Raw records:
....................
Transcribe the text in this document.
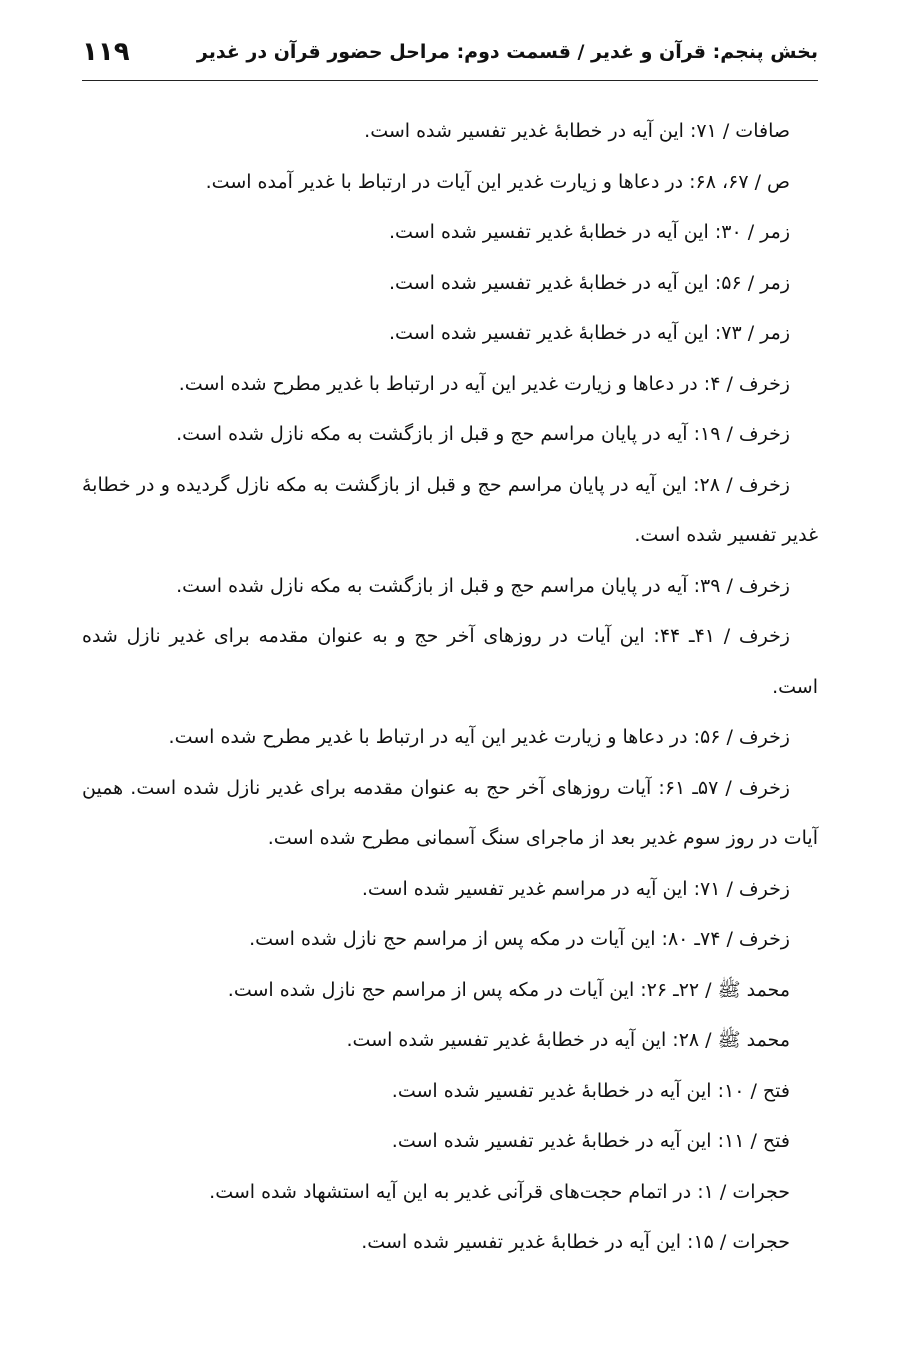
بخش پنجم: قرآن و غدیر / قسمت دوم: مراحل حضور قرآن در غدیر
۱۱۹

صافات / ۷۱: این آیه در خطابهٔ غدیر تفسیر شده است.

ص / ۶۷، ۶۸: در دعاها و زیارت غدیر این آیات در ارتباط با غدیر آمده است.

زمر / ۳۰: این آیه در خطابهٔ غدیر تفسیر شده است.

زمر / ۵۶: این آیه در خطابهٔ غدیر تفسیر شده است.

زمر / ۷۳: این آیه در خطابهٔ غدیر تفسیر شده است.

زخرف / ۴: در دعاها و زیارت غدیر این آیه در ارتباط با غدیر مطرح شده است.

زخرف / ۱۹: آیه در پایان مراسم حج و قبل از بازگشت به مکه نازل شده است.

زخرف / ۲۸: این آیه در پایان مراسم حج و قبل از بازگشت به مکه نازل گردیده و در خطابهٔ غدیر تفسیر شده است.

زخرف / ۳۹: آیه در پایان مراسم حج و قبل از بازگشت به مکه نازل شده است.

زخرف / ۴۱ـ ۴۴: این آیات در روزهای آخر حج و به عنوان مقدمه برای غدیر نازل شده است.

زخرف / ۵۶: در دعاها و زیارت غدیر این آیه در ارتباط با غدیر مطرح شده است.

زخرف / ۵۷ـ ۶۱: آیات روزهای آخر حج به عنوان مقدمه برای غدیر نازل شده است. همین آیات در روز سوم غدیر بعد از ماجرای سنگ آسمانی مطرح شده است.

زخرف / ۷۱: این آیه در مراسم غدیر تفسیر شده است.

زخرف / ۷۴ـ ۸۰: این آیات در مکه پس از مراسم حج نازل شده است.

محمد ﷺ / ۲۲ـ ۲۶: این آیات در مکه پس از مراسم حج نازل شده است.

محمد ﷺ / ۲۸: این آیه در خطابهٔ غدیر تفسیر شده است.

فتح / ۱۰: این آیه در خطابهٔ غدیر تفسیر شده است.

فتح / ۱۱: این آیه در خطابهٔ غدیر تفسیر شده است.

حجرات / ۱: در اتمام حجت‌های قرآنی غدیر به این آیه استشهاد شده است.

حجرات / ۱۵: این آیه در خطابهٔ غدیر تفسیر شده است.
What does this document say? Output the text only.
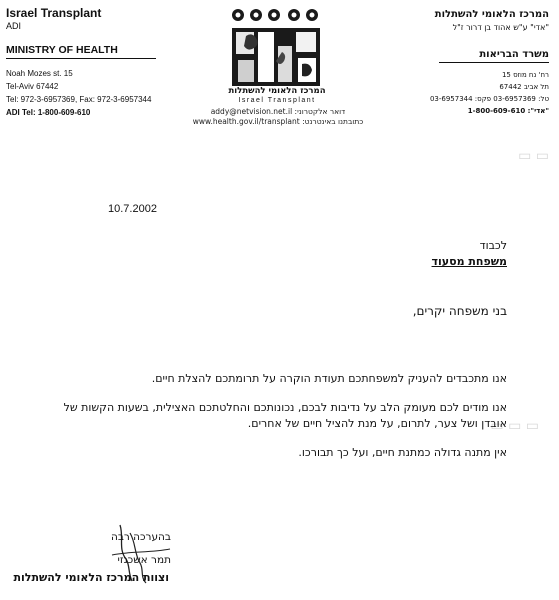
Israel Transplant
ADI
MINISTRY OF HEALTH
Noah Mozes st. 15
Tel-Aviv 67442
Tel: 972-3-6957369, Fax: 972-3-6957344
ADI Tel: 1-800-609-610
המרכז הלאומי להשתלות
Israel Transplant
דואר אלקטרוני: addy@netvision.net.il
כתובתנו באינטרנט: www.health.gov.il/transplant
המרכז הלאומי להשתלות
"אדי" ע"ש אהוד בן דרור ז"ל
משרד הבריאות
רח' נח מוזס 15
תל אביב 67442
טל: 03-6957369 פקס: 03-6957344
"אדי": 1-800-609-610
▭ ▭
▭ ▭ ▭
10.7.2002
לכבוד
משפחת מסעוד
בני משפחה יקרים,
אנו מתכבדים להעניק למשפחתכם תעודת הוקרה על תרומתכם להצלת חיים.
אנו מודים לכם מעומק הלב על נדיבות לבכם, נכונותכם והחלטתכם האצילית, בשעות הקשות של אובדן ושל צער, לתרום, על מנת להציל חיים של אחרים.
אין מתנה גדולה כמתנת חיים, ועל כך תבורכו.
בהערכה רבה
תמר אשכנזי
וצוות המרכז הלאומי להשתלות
....................
Required task: Find each line holding the string "نازل" and copy it out.

Task answer:
زخرف / ۱۹: آیه در پایان مراسم حج و قبل از بازگشت به مکه نازل شده است.
زخرف / ۲۸: این آیه در پایان مراسم حج و قبل از بازگشت به مکه نازل گردیده و در خطابهٔ غدیر تفسیر شده است.
زخرف / ۳۹: آیه در پایان مراسم حج و قبل از بازگشت به مکه نازل شده است.
زخرف / ۴۱ـ ۴۴: این آیات در روزهای آخر حج و به عنوان مقدمه برای غدیر نازل شده است.
زخرف / ۵۷ـ ۶۱: آیات روزهای آخر حج به عنوان مقدمه برای غدیر نازل شده است. همین آیات در روز سوم غدیر بعد از ماجرای سنگ آسمانی مطرح شده است.
زخرف / ۷۴ـ ۸۰: این آیات در مکه پس از مراسم حج نازل شده است.
محمد ﷺ / ۲۲ـ ۲۶: این آیات در مکه پس از مراسم حج نازل شده است.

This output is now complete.